Work required -
Read the entries below and pull out each line with the string "определения".

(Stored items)

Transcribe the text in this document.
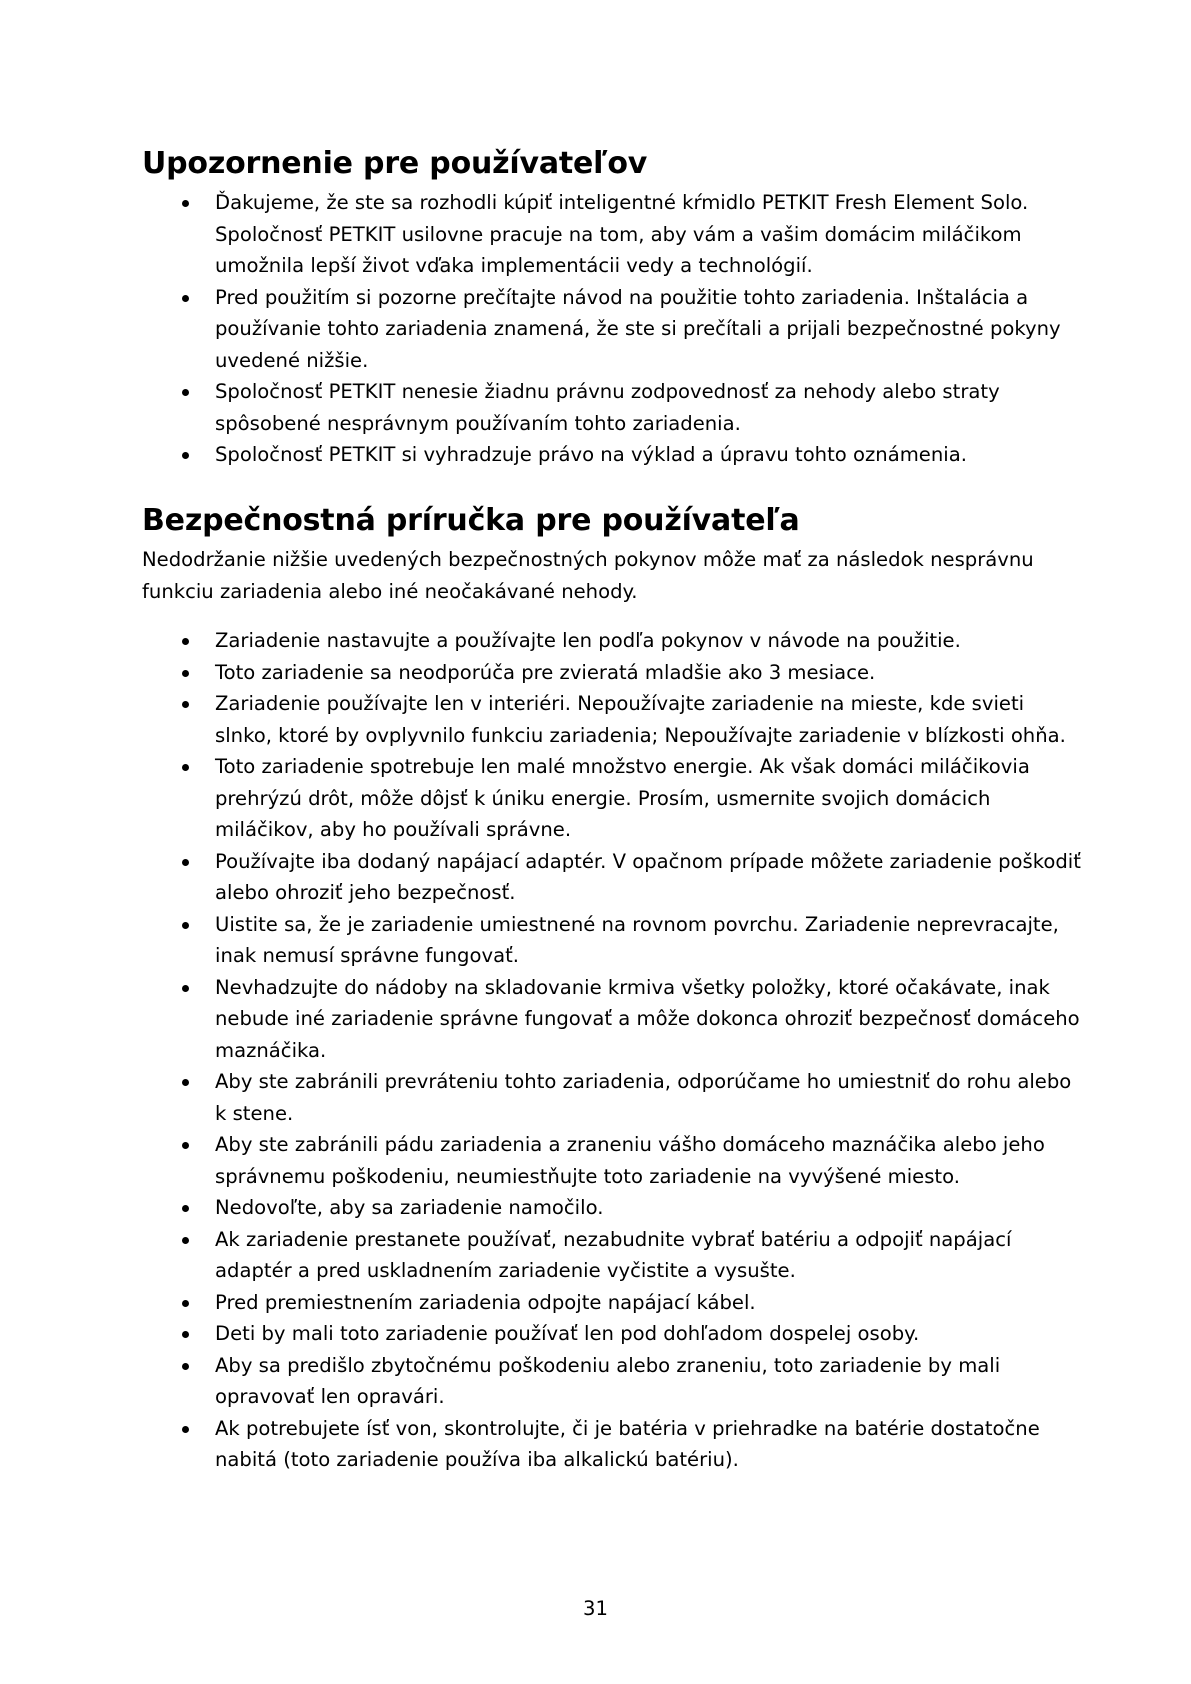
Upozornenie pre používateľov
Ďakujeme, že ste sa rozhodli kúpiť inteligentné kŕmidlo PETKIT Fresh Element Solo. Spoločnosť PETKIT usilovne pracuje na tom, aby vám a vašim domácim miláčikom umožnila lepší život vďaka implementácii vedy a technológií.
Pred použitím si pozorne prečítajte návod na použitie tohto zariadenia. Inštalácia a používanie tohto zariadenia znamená, že ste si prečítali a prijali bezpečnostné pokyny uvedené nižšie.
Spoločnosť PETKIT nenesie žiadnu právnu zodpovednosť za nehody alebo straty spôsobené nesprávnym používaním tohto zariadenia.
Spoločnosť PETKIT si vyhradzuje právo na výklad a úpravu tohto oznámenia.
Bezpečnostná príručka pre používateľa

Nedodržanie nižšie uvedených bezpečnostných pokynov môže mať za následok nesprávnu funkciu zariadenia alebo iné neočakávané nehody.

Zariadenie nastavujte a používajte len podľa pokynov v návode na použitie.
Toto zariadenie sa neodporúča pre zvieratá mladšie ako 3 mesiace.
Zariadenie používajte len v interiéri. Nepoužívajte zariadenie na mieste, kde svieti slnko, ktoré by ovplyvnilo funkciu zariadenia; Nepoužívajte zariadenie v blízkosti ohňa.
Toto zariadenie spotrebuje len malé množstvo energie. Ak však domáci miláčikovia prehrýzú drôt, môže dôjsť k úniku energie. Prosím, usmernite svojich domácich miláčikov, aby ho používali správne.
Používajte iba dodaný napájací adaptér. V opačnom prípade môžete zariadenie poškodiť alebo ohroziť jeho bezpečnosť.
Uistite sa, že je zariadenie umiestnené na rovnom povrchu. Zariadenie neprevracajte, inak nemusí správne fungovať.
Nevhadzujte do nádoby na skladovanie krmiva všetky položky, ktoré očakávate, inak nebude iné zariadenie správne fungovať a môže dokonca ohroziť bezpečnosť domáceho maznáčika.
Aby ste zabránili prevráteniu tohto zariadenia, odporúčame ho umiestniť do rohu alebo k stene.
Aby ste zabránili pádu zariadenia a zraneniu vášho domáceho maznáčika alebo jeho správnemu poškodeniu, neumiestňujte toto zariadenie na vyvýšené miesto.
Nedovoľte, aby sa zariadenie namočilo.
Ak zariadenie prestanete používať, nezabudnite vybrať batériu a odpojiť napájací adaptér a pred uskladnením zariadenie vyčistite a vysušte.
Pred premiestnením zariadenia odpojte napájací kábel.
Deti by mali toto zariadenie používať len pod dohľadom dospelej osoby.
Aby sa predišlo zbytočnému poškodeniu alebo zraneniu, toto zariadenie by mali opravovať len opravári.
Ak potrebujete ísť von, skontrolujte, či je batéria v priehradke na batérie dostatočne nabitá (toto zariadenie používa iba alkalickú batériu).
31
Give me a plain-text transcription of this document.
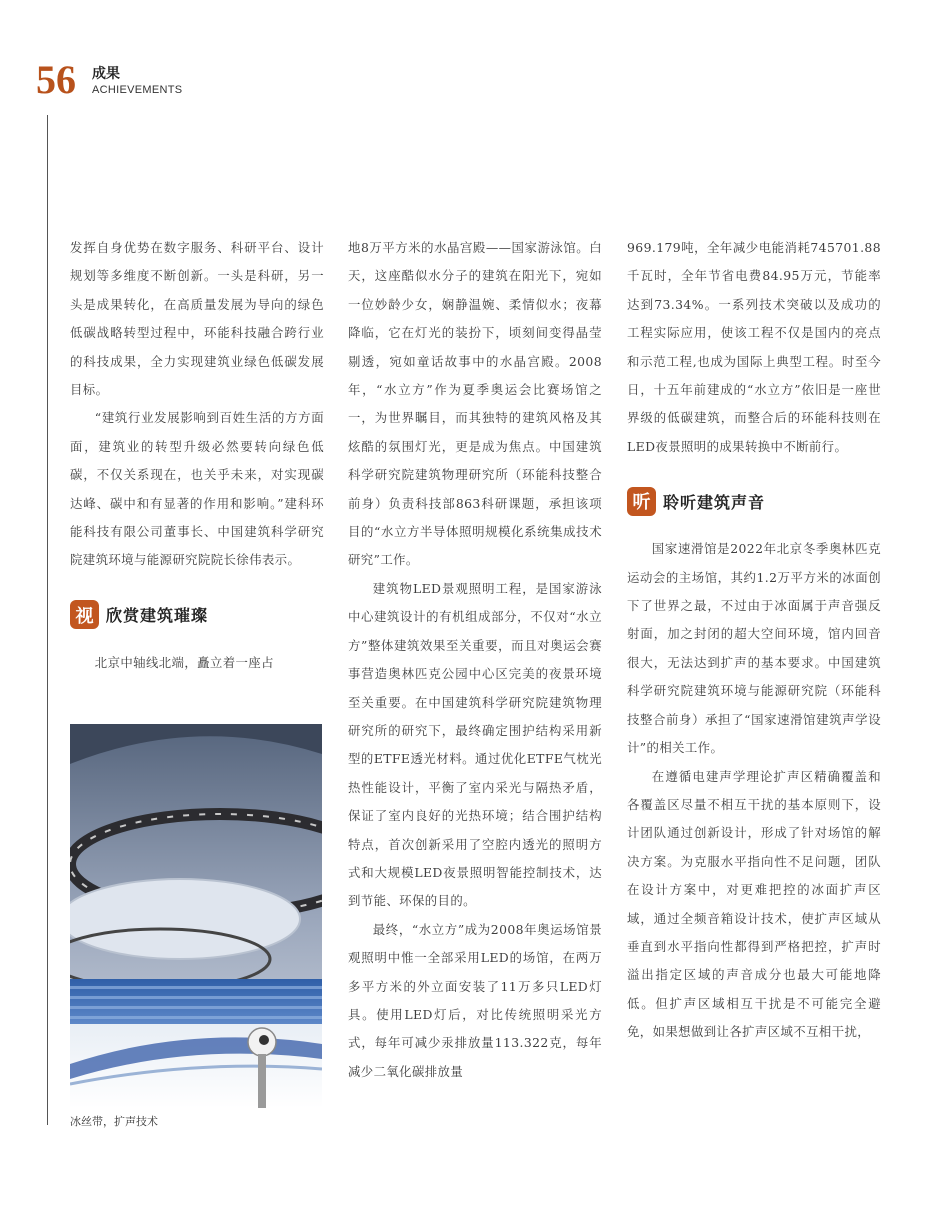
56 成果
ACHIEVEMENTS

发挥自身优势在数字服务、科研平台、设计规划等多维度不断创新。一头是科研，另一头是成果转化，在高质量发展为导向的绿色低碳战略转型过程中，环能科技融合跨行业的科技成果，全力实现建筑业绿色低碳发展目标。

“建筑行业发展影响到百姓生活的方方面面，建筑业的转型升级必然要转向绿色低碳，不仅关系现在，也关乎未来，对实现碳达峰、碳中和有显著的作用和影响。”建科环能科技有限公司董事长、中国建筑科学研究院建筑环境与能源研究院院长徐伟表示。

视 欣赏建筑璀璨

北京中轴线北端，矗立着一座占

冰丝带，扩声技术

地8万平方米的水晶宫殿——国家游泳馆。白天，这座酷似水分子的建筑在阳光下，宛如一位妙龄少女，娴静温婉、柔情似水；夜幕降临，它在灯光的装扮下，顷刻间变得晶莹剔透，宛如童话故事中的水晶宫殿。2008年，“水立方”作为夏季奥运会比赛场馆之一，为世界瞩目，而其独特的建筑风格及其炫酷的氛围灯光，更是成为焦点。中国建筑科学研究院建筑物理研究所（环能科技整合前身）负责科技部863科研课题，承担该项目的“水立方半导体照明规模化系统集成技术研究”工作。

建筑物LED景观照明工程，是国家游泳中心建筑设计的有机组成部分，不仅对“水立方”整体建筑效果至关重要，而且对奥运会赛事营造奥林匹克公园中心区完美的夜景环境至关重要。在中国建筑科学研究院建筑物理研究所的研究下，最终确定围护结构采用新型的ETFE透光材料。通过优化ETFE气枕光热性能设计，平衡了室内采光与隔热矛盾，保证了室内良好的光热环境；结合围护结构特点，首次创新采用了空腔内透光的照明方式和大规模LED夜景照明智能控制技术，达到节能、环保的目的。

最终，“水立方”成为2008年奥运场馆景观照明中惟一全部采用LED的场馆，在两万多平方米的外立面安装了11万多只LED灯具。使用LED灯后，对比传统照明采光方式，每年可减少汞排放量113.322克，每年减少二氧化碳排放量

969.179吨，全年减少电能消耗745701.88千瓦时，全年节省电费84.95万元，节能率达到73.34%。一系列技术突破以及成功的工程实际应用，使该工程不仅是国内的亮点和示范工程,也成为国际上典型工程。时至今日，十五年前建成的“水立方”依旧是一座世界级的低碳建筑，而整合后的环能科技则在LED夜景照明的成果转换中不断前行。

听 聆听建筑声音

国家速滑馆是2022年北京冬季奥林匹克运动会的主场馆，其约1.2万平方米的冰面创下了世界之最，不过由于冰面属于声音强反射面，加之封闭的超大空间环境，馆内回音很大，无法达到扩声的基本要求。中国建筑科学研究院建筑环境与能源研究院（环能科技整合前身）承担了“国家速滑馆建筑声学设计”的相关工作。

在遵循电建声学理论扩声区精确覆盖和各覆盖区尽量不相互干扰的基本原则下，设计团队通过创新设计，形成了针对场馆的解决方案。为克服水平指向性不足问题，团队在设计方案中，对更难把控的冰面扩声区域，通过全频音箱设计技术，使扩声区域从垂直到水平指向性都得到严格把控，扩声时溢出指定区域的声音成分也最大可能地降低。但扩声区域相互干扰是不可能完全避免，如果想做到让各扩声区域不互相干扰，
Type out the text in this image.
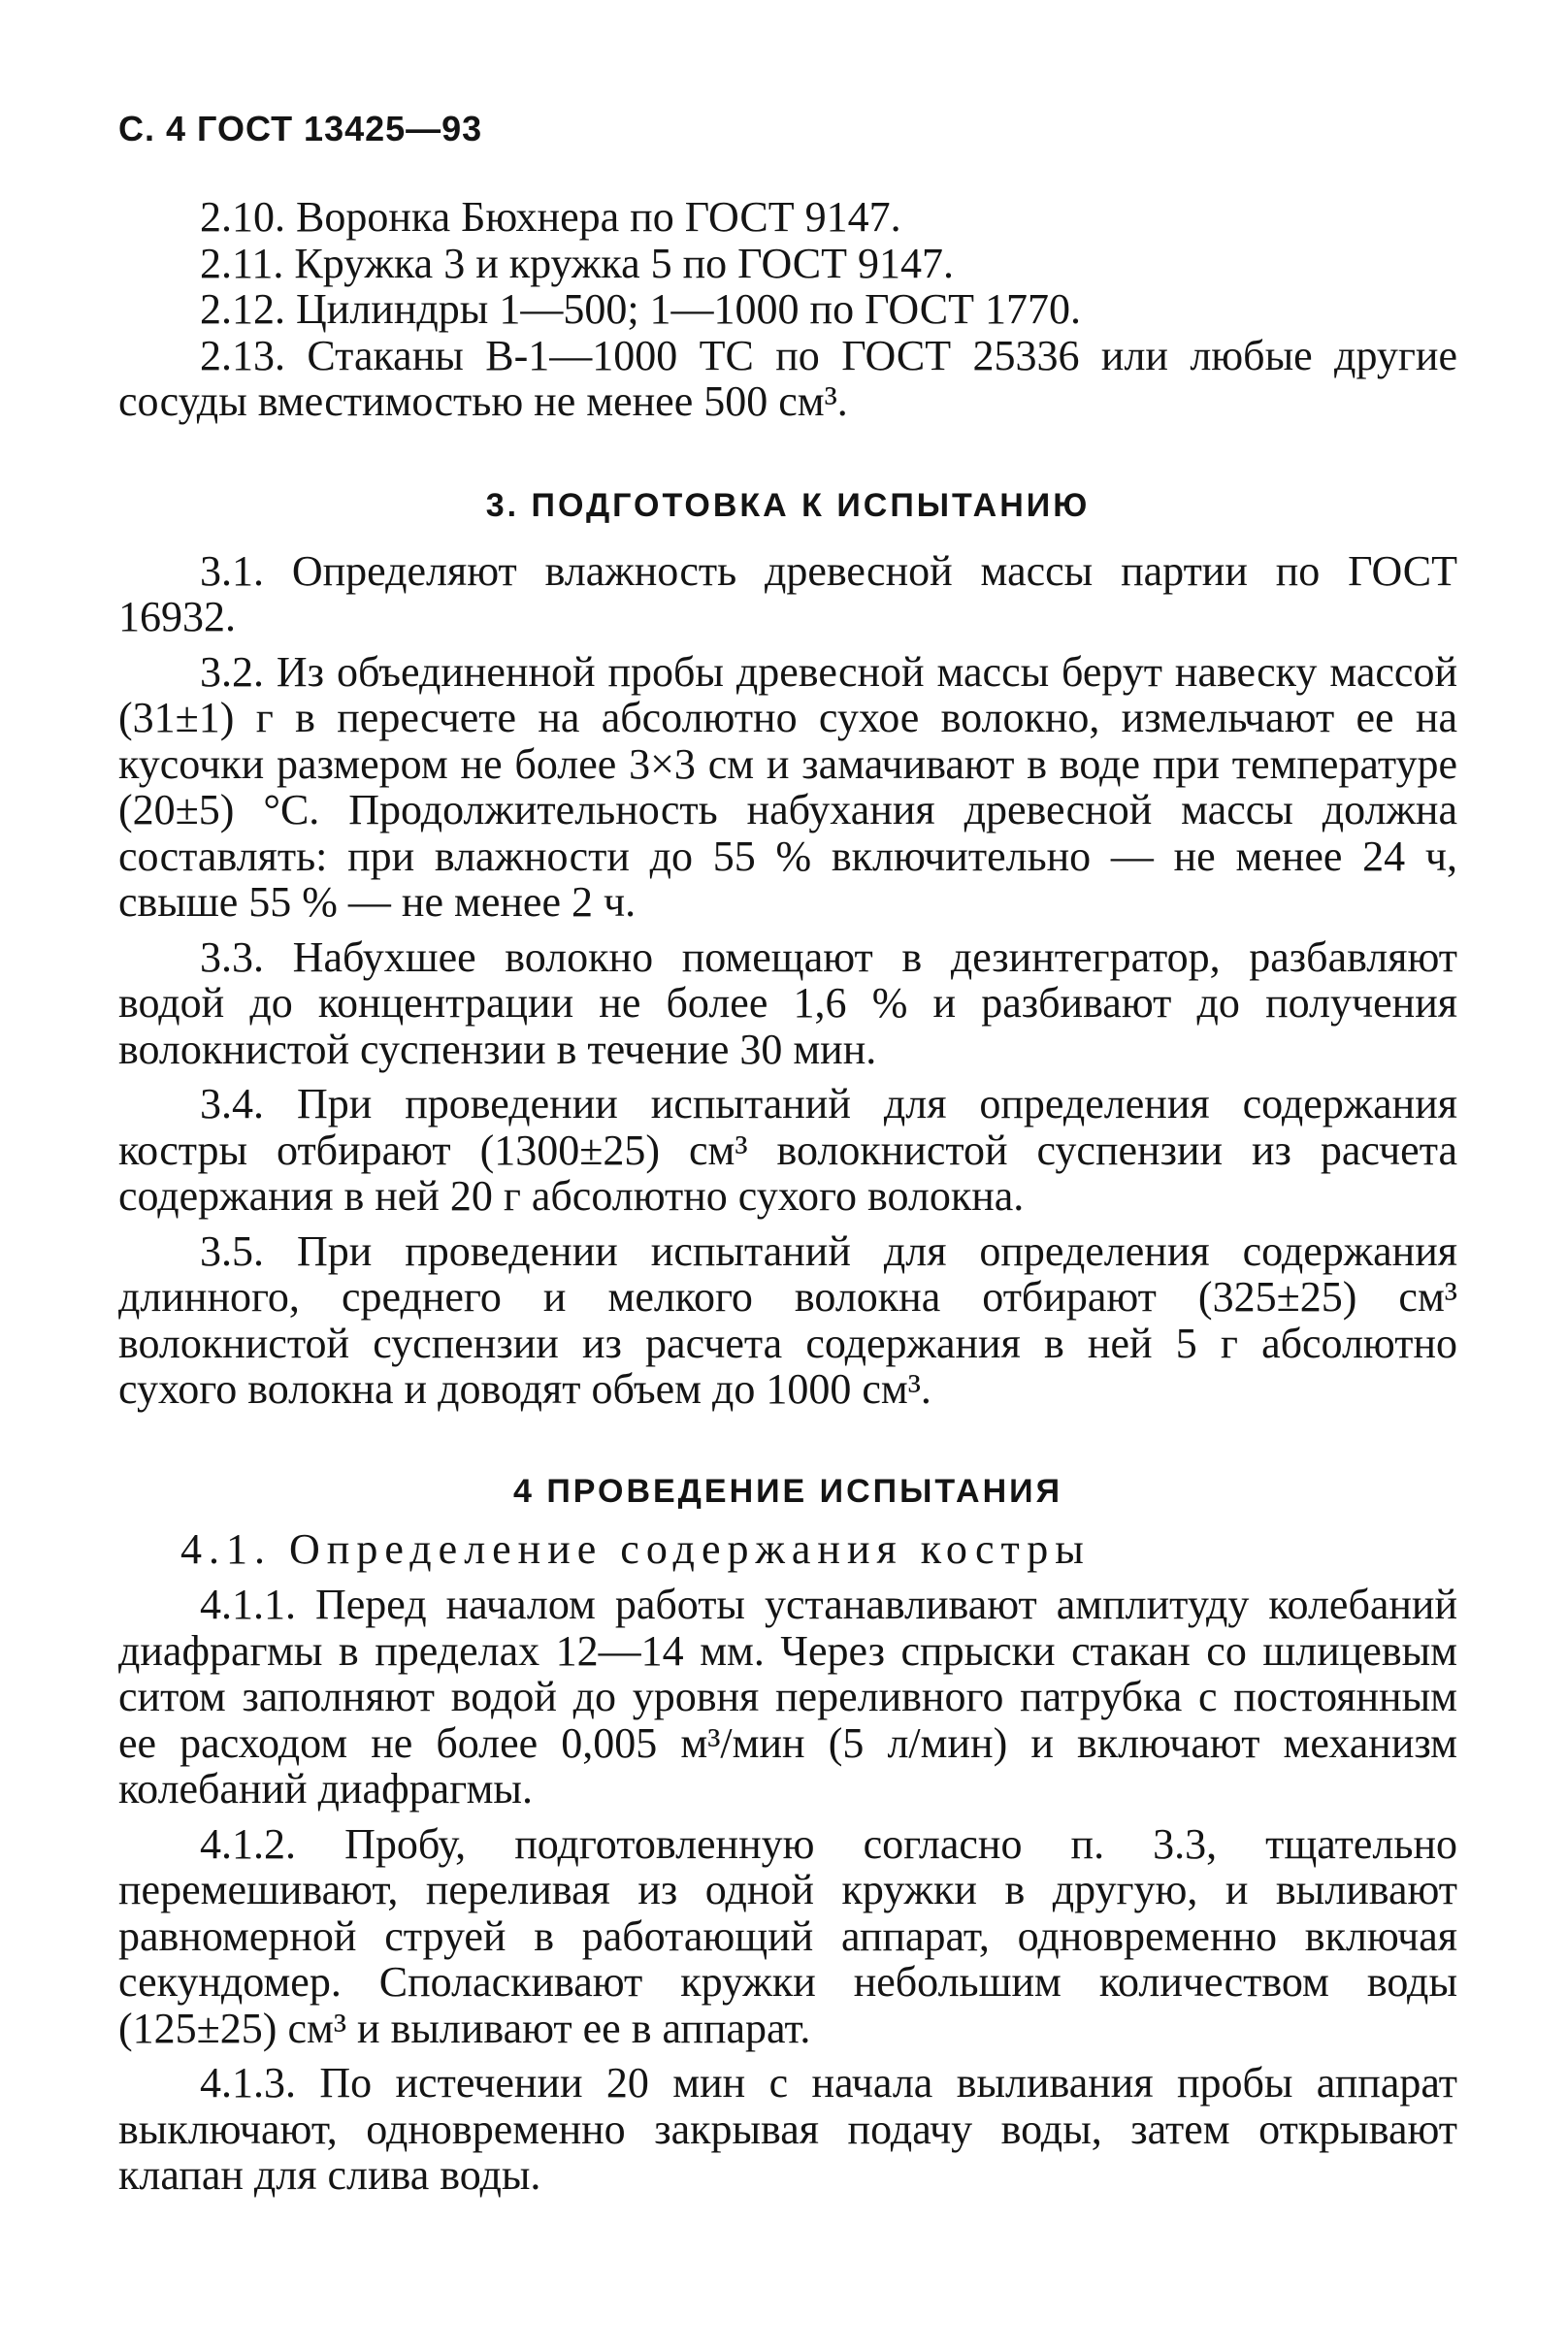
С. 4 ГОСТ 13425—93

2.10. Воронка Бюхнера по ГОСТ 9147.

2.11. Кружка 3 и кружка 5 по ГОСТ 9147.

2.12. Цилиндры 1—500; 1—1000 по ГОСТ 1770.

2.13. Стаканы В-1—1000 ТС по ГОСТ 25336 или любые другие сосуды вместимостью не менее 500 см³.

3. ПОДГОТОВКА К ИСПЫТАНИЮ

3.1. Определяют влажность древесной массы партии по ГОСТ 16932.

3.2. Из объединенной пробы древесной массы берут навеску массой (31±1) г в пересчете на абсолютно сухое волокно, измельчают ее на кусочки размером не более 3×3 см и замачивают в воде при температуре (20±5) °С. Продолжительность набухания древесной массы должна составлять: при влажности до 55 % включительно — не менее 24 ч, свыше 55 % — не менее 2 ч.

3.3. Набухшее волокно помещают в дезинтегратор, разбавляют водой до концентрации не более 1,6 % и разбивают до получения волокнистой суспензии в течение 30 мин.

3.4. При проведении испытаний для определения содержания костры отбирают (1300±25) см³ волокнистой суспензии из расчета содержания в ней 20 г абсолютно сухого волокна.

3.5. При проведении испытаний для определения содержания длинного, среднего и мелкого волокна отбирают (325±25) см³ волокнистой суспензии из расчета содержания в ней 5 г абсолютно сухого волокна и доводят объем до 1000 см³.

4 ПРОВЕДЕНИЕ ИСПЫТАНИЯ

4.1. Определение содержания костры

4.1.1. Перед началом работы устанавливают амплитуду колебаний диафрагмы в пределах 12—14 мм. Через спрыски стакан со шлицевым ситом заполняют водой до уровня переливного патрубка с постоянным ее расходом не более 0,005 м³/мин (5 л/мин) и включают механизм колебаний диафрагмы.

4.1.2. Пробу, подготовленную согласно п. 3.3, тщательно перемешивают, переливая из одной кружки в другую, и выливают равномерной струей в работающий аппарат, одновременно включая секундомер. Споласкивают кружки небольшим количеством воды (125±25) см³ и выливают ее в аппарат.

4.1.3. По истечении 20 мин с начала выливания пробы аппарат выключают, одновременно закрывая подачу воды, затем открывают клапан для слива воды.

Result of this exercise -
3.4. При проведении испытаний для определения содержания костры отбирают (1300±25) см³ волокнистой суспензии из расчета содержания в ней 20 г абсолютно сухого волокна.
3.5. При проведении испытаний для определения содержания длинного, среднего и мелкого волокна отбирают (325±25) см³ волокнистой суспензии из расчета содержания в ней 5 г абсолютно сухого волокна и доводят объем до 1000 см³.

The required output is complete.